## EXERCISE AIM
In the data below, locate each line with the word "unheated" and list it.

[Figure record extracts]
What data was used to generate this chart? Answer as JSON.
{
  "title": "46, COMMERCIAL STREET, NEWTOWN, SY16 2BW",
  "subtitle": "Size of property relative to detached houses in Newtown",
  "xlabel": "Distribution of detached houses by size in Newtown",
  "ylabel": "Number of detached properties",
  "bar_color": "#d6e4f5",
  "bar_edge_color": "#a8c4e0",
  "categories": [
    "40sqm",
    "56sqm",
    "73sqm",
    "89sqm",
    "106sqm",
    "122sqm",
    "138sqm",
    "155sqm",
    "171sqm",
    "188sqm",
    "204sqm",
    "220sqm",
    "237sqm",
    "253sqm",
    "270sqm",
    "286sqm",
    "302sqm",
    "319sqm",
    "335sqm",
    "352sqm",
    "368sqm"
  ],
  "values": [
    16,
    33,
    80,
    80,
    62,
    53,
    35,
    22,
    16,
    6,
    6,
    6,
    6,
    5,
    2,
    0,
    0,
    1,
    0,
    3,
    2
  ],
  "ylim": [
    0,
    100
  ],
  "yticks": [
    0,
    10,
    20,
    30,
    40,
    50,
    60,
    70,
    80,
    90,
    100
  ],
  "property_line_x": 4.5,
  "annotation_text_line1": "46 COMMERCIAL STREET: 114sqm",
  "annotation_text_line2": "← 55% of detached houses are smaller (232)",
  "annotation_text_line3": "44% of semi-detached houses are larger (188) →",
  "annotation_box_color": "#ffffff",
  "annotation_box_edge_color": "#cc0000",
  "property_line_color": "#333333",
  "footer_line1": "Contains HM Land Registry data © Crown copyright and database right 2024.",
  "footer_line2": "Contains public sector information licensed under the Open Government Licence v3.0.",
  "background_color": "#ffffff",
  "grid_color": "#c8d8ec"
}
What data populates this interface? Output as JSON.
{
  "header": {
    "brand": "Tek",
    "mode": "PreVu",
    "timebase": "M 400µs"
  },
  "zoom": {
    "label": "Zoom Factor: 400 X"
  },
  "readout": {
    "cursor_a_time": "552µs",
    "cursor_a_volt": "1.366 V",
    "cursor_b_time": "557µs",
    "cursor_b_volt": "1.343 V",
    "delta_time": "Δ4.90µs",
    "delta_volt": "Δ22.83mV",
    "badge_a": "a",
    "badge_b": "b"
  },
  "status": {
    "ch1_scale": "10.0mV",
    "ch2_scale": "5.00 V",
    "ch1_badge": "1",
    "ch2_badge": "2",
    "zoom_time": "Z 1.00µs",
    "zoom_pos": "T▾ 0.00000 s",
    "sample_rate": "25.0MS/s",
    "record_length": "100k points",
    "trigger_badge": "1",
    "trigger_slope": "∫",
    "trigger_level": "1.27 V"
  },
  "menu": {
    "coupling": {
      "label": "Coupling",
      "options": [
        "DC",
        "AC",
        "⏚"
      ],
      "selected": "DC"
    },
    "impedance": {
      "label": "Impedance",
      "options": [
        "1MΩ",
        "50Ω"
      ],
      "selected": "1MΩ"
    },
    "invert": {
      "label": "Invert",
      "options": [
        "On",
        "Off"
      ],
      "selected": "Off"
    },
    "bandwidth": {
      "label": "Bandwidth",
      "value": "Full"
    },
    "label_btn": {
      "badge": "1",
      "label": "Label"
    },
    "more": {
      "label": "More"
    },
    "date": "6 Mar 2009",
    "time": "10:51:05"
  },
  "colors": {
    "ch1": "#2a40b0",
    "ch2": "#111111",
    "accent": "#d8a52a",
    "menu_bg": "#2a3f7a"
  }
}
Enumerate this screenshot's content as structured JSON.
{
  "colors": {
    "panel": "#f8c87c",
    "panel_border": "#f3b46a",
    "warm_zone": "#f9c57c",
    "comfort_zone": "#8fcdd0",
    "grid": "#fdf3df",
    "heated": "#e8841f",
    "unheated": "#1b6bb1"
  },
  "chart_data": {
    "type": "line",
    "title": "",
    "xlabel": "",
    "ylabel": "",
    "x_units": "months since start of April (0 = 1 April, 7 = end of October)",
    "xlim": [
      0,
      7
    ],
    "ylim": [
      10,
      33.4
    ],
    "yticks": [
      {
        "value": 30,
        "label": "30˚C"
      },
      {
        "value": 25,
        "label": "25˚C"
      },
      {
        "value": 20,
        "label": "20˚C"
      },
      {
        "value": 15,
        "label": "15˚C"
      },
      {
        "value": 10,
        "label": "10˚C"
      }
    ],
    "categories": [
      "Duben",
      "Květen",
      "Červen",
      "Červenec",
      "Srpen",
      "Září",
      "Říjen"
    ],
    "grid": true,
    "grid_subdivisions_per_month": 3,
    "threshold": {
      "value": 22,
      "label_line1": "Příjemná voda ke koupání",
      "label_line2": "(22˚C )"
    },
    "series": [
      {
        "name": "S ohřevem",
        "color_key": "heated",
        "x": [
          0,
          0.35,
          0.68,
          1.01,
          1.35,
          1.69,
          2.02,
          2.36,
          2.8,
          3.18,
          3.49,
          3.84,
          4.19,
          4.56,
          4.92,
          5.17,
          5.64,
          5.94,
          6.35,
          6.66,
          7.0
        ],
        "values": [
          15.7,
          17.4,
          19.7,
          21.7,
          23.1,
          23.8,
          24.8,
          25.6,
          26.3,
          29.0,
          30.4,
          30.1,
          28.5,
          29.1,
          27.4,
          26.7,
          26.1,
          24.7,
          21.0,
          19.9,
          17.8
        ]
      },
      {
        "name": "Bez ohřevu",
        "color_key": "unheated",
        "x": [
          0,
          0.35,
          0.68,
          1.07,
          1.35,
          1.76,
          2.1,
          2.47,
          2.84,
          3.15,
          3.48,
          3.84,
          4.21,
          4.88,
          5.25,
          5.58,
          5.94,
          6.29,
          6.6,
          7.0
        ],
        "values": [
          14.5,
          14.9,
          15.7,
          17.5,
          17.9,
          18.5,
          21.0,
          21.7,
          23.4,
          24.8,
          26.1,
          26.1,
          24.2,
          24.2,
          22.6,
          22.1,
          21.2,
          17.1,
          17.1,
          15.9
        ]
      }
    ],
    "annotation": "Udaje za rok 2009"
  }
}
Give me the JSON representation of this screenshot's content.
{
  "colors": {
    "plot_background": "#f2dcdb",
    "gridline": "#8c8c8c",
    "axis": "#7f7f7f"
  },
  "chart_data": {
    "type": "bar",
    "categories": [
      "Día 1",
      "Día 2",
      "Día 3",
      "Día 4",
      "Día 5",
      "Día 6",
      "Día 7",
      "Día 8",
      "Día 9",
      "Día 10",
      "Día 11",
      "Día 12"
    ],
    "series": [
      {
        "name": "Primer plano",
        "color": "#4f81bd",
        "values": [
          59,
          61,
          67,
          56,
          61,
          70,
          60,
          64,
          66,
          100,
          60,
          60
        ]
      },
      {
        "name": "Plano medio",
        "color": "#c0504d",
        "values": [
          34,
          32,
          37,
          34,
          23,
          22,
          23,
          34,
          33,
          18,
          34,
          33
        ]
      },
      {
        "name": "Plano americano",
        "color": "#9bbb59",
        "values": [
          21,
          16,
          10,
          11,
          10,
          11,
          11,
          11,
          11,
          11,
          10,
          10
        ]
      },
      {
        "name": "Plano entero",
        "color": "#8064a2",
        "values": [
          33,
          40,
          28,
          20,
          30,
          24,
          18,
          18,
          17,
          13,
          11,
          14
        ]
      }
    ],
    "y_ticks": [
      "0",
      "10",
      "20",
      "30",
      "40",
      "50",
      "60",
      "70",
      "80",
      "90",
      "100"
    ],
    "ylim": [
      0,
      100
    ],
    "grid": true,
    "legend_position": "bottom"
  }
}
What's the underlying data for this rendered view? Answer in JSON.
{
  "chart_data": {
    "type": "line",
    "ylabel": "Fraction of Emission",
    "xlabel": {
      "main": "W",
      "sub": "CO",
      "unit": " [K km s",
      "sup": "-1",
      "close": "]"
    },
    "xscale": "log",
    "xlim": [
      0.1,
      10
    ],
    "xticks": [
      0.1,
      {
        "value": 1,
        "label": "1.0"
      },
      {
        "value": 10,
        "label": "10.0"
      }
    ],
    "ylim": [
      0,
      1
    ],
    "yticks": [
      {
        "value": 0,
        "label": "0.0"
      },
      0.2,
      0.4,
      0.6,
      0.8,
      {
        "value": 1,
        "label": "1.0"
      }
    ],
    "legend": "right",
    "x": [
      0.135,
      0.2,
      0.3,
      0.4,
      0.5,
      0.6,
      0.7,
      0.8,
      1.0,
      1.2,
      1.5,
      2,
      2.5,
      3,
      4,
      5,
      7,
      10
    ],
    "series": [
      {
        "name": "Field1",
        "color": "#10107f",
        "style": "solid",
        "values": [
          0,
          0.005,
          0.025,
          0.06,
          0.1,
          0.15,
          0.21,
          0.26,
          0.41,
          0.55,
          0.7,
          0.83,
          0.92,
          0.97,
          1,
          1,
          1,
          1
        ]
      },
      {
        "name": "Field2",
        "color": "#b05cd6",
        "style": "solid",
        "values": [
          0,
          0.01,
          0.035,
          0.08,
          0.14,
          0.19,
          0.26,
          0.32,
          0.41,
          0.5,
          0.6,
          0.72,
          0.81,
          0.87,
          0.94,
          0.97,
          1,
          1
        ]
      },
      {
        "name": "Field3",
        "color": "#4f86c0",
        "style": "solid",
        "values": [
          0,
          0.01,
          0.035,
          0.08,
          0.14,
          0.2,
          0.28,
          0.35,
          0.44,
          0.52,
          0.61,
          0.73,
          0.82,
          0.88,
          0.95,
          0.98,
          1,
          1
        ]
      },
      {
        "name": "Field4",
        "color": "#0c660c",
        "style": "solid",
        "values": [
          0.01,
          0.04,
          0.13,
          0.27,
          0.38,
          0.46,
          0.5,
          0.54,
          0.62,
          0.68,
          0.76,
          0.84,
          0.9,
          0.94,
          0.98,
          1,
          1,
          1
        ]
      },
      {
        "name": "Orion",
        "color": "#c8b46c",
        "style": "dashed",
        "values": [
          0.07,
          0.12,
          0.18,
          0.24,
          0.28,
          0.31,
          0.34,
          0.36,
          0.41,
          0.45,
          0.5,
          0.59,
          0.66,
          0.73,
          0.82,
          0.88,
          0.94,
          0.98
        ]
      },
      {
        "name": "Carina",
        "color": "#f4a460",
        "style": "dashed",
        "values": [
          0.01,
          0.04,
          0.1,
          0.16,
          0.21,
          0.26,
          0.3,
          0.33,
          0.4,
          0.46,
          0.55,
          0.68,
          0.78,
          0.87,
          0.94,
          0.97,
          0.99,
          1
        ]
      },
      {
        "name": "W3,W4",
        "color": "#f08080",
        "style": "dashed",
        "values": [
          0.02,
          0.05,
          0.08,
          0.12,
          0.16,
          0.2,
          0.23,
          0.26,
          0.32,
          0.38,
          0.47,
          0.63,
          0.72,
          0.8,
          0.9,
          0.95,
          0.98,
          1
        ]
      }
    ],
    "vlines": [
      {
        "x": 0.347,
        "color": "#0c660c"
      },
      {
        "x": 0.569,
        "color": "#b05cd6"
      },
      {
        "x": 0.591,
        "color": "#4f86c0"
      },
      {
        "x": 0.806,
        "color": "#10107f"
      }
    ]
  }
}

## FINAL ANSWER
    "unheated": "#1b6bb1"
        "color_key": "unheated",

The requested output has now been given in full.